Love’s transcendental constitution finds many manifestations from the binary to the non-conforming and non-binary, including marriage, physical love, to one we are acutely aware of but seldom acknowledge it or perhaps choose not to. Its manifestation in friendship.

This is a meditative journey one embarks on while unpacking “Yaari – An Anthology on Friendship by Women and Queer Folx”; edited by Shilpa Phadke and Nithila Kanagasabai; published by Yoda Press.

Unpacking Yaari A compelling read, one is persuaded to reflect on different streams of thoughts including how “Dominant representation of friendship, particularly in visual media, tend to be of male friendship.” (Introduction: Pg 9). This notion is instantaneously reinforced by a flashback of Jai and Veeru’s friendship immortalized in the movie Sholay. And when juxtaposed with the much loved TV series Friends, except for Phoebe and Joey – who represent the weird and wacky, misfits if you may – the others; who many would or do aspire to emulate; enter and form relationships that do not move beyond the binary and underpin notions laid down by society and its system, that man and woman can never be only friends. Here lies the problem that plays a huge role when it comes to gender stereotype, thereby creating a ‘taboo-making’ restricting societal mindset.

This, also leads one to another consideration as elucidated in the read South Asian Feminisms or How I Learned to Make Friends by Subha Wijesiriwardena when she writes “Friendship too is political.” (pg 15). Solidarity here is the keyword and how “…being South Asian; we shared histories, personal and political, whether we knew it or not; we shared a sense that we were somehow similar in a way that could nor be explained by national identities.” (pg7)

Required action 1 -> In the review of Yaari, start at "Love’s transcendental constitution" and stop after "manifestation in friendship.". Rewrite that part with "physical love" swapped for "romantic love".
Required action 2 -> According to the review of Yaari, who edited the anthology?

Entries shown ->
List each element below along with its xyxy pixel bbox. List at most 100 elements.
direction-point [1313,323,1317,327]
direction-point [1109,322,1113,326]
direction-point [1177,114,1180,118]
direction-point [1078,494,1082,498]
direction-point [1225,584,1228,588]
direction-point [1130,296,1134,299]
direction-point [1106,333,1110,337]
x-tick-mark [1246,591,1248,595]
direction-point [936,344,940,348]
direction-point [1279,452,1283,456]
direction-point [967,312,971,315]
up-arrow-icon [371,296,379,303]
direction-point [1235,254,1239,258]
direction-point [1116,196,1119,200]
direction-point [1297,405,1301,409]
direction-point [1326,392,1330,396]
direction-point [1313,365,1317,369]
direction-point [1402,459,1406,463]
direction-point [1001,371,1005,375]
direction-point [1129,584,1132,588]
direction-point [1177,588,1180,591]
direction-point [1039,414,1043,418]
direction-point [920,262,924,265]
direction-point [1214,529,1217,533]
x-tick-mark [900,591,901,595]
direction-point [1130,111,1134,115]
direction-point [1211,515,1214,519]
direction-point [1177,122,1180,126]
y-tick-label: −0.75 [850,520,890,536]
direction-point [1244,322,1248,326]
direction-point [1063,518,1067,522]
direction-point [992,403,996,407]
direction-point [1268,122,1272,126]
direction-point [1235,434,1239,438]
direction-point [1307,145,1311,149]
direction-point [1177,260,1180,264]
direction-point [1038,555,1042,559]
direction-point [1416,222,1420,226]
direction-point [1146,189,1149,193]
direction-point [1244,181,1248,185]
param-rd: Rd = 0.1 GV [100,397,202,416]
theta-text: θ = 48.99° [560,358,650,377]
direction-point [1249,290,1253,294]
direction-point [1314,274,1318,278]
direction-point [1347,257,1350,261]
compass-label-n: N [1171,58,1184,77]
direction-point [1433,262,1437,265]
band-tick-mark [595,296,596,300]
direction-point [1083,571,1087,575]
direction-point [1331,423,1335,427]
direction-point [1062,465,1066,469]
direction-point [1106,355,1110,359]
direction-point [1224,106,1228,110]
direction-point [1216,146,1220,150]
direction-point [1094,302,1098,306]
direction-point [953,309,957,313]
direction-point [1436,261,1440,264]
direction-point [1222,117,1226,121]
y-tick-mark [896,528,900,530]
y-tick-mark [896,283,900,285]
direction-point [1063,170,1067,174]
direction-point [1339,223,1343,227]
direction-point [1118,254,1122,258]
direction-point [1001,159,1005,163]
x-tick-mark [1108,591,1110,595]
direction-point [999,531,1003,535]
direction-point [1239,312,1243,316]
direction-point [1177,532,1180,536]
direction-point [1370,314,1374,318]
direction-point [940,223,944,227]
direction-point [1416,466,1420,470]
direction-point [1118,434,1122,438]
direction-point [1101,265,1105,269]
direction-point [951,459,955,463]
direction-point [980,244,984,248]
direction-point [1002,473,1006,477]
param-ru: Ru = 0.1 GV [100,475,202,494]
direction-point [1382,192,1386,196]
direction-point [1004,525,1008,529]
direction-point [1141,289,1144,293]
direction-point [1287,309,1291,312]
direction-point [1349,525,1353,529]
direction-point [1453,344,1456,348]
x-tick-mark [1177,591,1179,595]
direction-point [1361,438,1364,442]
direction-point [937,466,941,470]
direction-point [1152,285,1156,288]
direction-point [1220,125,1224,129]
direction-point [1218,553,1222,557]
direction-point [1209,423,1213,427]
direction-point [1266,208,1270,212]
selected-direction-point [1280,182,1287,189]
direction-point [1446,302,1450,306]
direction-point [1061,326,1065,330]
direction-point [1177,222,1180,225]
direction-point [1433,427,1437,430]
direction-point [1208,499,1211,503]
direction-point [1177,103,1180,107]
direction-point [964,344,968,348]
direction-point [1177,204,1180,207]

Your solution 1 ->
Love’s transcendental constitution finds many manifestations from the binary to the non-conforming and non-binary, including marriage, romantic love, to one we are acutely aware of but seldom acknowledge it or perhaps choose not to. Its manifestation in friendship.

Your solution 2 -> Shilpa Phadke and Nithila Kanagasabai